Print the records below word for word, but leave out the pictures.

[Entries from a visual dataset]
⁂

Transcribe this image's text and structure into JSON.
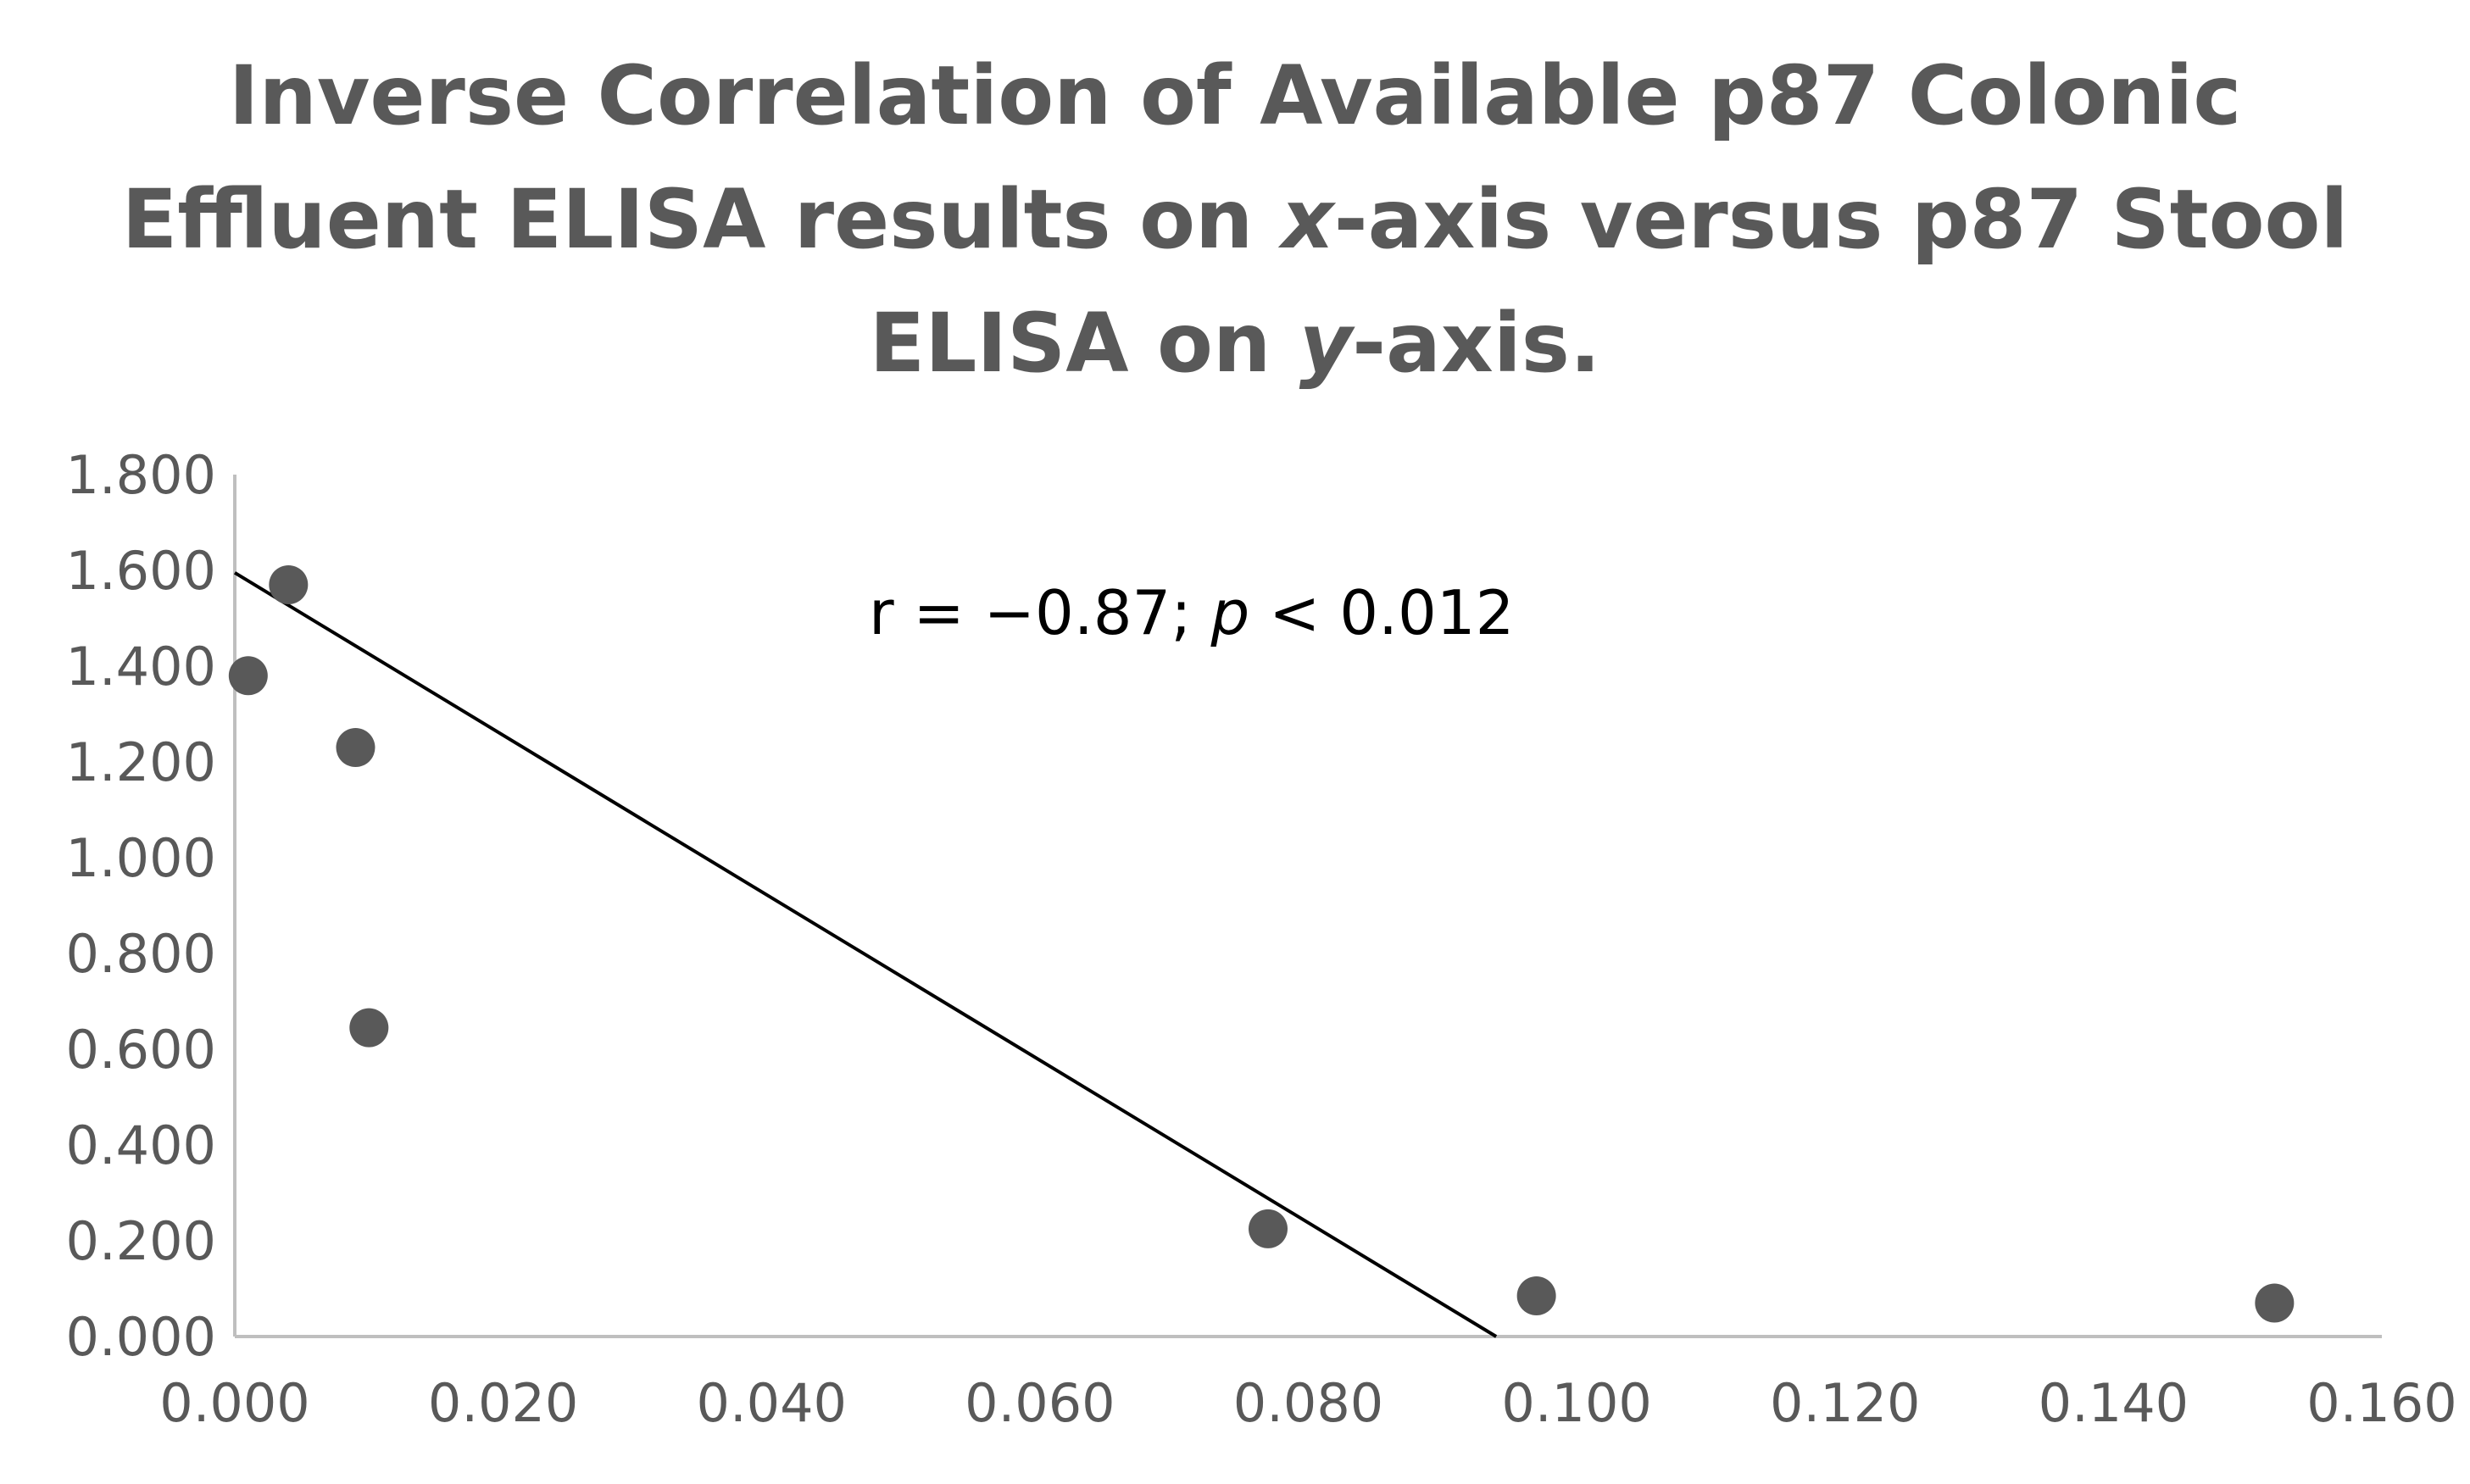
{
  "chart_data": {
    "type": "scatter",
    "title_parts": [
      {
        "text": "Inverse Correlation of Available p87 Colonic",
        "italic": false,
        "break": true
      },
      {
        "text": "Effluent ELISA results on ",
        "italic": false
      },
      {
        "text": "x",
        "italic": true
      },
      {
        "text": "-axis versus p87 Stool",
        "italic": false,
        "break": true
      },
      {
        "text": "ELISA on ",
        "italic": false
      },
      {
        "text": "y",
        "italic": true
      },
      {
        "text": "-axis.",
        "italic": false
      }
    ],
    "xlim": [
      0,
      0.16
    ],
    "ylim": [
      0,
      1.8
    ],
    "x_ticks": [
      "0.000",
      "0.020",
      "0.040",
      "0.060",
      "0.080",
      "0.100",
      "0.120",
      "0.140",
      "0.160"
    ],
    "x_tick_values": [
      0,
      0.02,
      0.04,
      0.06,
      0.08,
      0.1,
      0.12,
      0.14,
      0.16
    ],
    "y_ticks": [
      "0.000",
      "0.200",
      "0.400",
      "0.600",
      "0.800",
      "1.000",
      "1.200",
      "1.400",
      "1.600",
      "1.800"
    ],
    "y_tick_values": [
      0,
      0.2,
      0.4,
      0.6,
      0.8,
      1.0,
      1.2,
      1.4,
      1.6,
      1.8
    ],
    "points": [
      {
        "x": 0.001,
        "y": 1.38
      },
      {
        "x": 0.004,
        "y": 1.57
      },
      {
        "x": 0.009,
        "y": 1.23
      },
      {
        "x": 0.01,
        "y": 0.645
      },
      {
        "x": 0.077,
        "y": 0.225
      },
      {
        "x": 0.097,
        "y": 0.085
      },
      {
        "x": 0.152,
        "y": 0.07
      }
    ],
    "trendline": {
      "x": [
        0,
        0.094
      ],
      "y": [
        1.595,
        0
      ]
    },
    "annotation_parts": [
      {
        "text": "r = −0.87; ",
        "italic": false
      },
      {
        "text": "p",
        "italic": true
      },
      {
        "text": " < 0.012",
        "italic": false
      }
    ],
    "grid": false,
    "legend": "none"
  },
  "colors": {
    "marker": "#595959",
    "axis": "#bfbfbf",
    "trendline": "#000000",
    "text": "#595959"
  }
}
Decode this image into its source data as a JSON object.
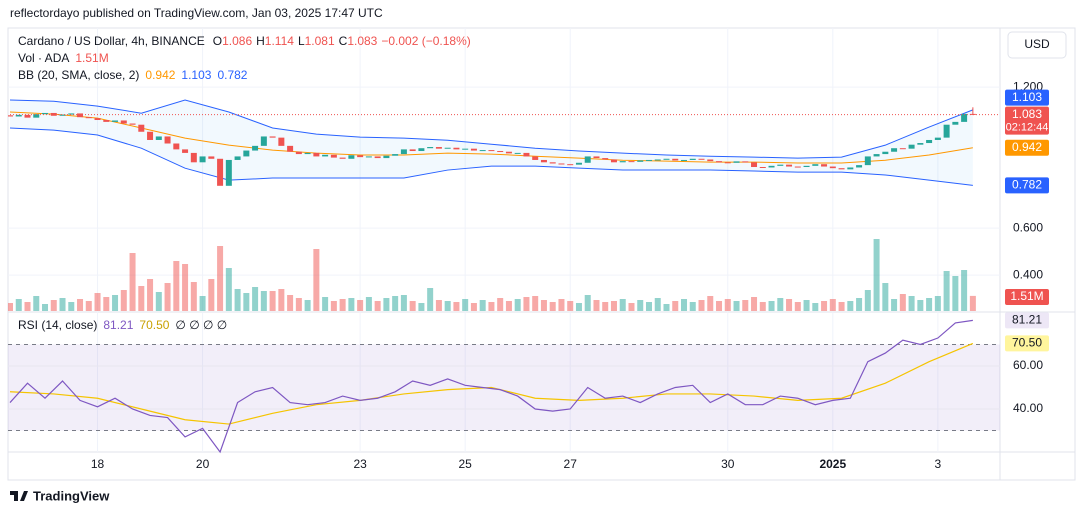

⁂

→ **THE OUTPUT**
Transcribe this image's text and structure into JSON.
{
  "chart_data": {
    "type": "scatter",
    "title_parts": [
      {
        "text": "Inverse Correlation of Available p87 Colonic",
        "italic": false,
        "break": true
      },
      {
        "text": "Effluent ELISA results on ",
        "italic": false
      },
      {
        "text": "x",
        "italic": true
      },
      {
        "text": "-axis versus p87 Stool",
        "italic": false,
        "break": true
      },
      {
        "text": "ELISA on ",
        "italic": false
      },
      {
        "text": "y",
        "italic": true
      },
      {
        "text": "-axis.",
        "italic": false
      }
    ],
    "xlim": [
      0,
      0.16
    ],
    "ylim": [
      0,
      1.8
    ],
    "x_ticks": [
      "0.000",
      "0.020",
      "0.040",
      "0.060",
      "0.080",
      "0.100",
      "0.120",
      "0.140",
      "0.160"
    ],
    "x_tick_values": [
      0,
      0.02,
      0.04,
      0.06,
      0.08,
      0.1,
      0.12,
      0.14,
      0.16
    ],
    "y_ticks": [
      "0.000",
      "0.200",
      "0.400",
      "0.600",
      "0.800",
      "1.000",
      "1.200",
      "1.400",
      "1.600",
      "1.800"
    ],
    "y_tick_values": [
      0,
      0.2,
      0.4,
      0.6,
      0.8,
      1.0,
      1.2,
      1.4,
      1.6,
      1.8
    ],
    "points": [
      {
        "x": 0.001,
        "y": 1.38
      },
      {
        "x": 0.004,
        "y": 1.57
      },
      {
        "x": 0.009,
        "y": 1.23
      },
      {
        "x": 0.01,
        "y": 0.645
      },
      {
        "x": 0.077,
        "y": 0.225
      },
      {
        "x": 0.097,
        "y": 0.085
      },
      {
        "x": 0.152,
        "y": 0.07
      }
    ],
    "trendline": {
      "x": [
        0,
        0.094
      ],
      "y": [
        1.595,
        0
      ]
    },
    "annotation_parts": [
      {
        "text": "r = −0.87; ",
        "italic": false
      },
      {
        "text": "p",
        "italic": true
      },
      {
        "text": " < 0.012",
        "italic": false
      }
    ],
    "grid": false,
    "legend": "none"
  },
  "colors": {
    "marker": "#595959",
    "axis": "#bfbfbf",
    "trendline": "#000000",
    "text": "#595959"
  }
}
Decode this image into its source data as a JSON object.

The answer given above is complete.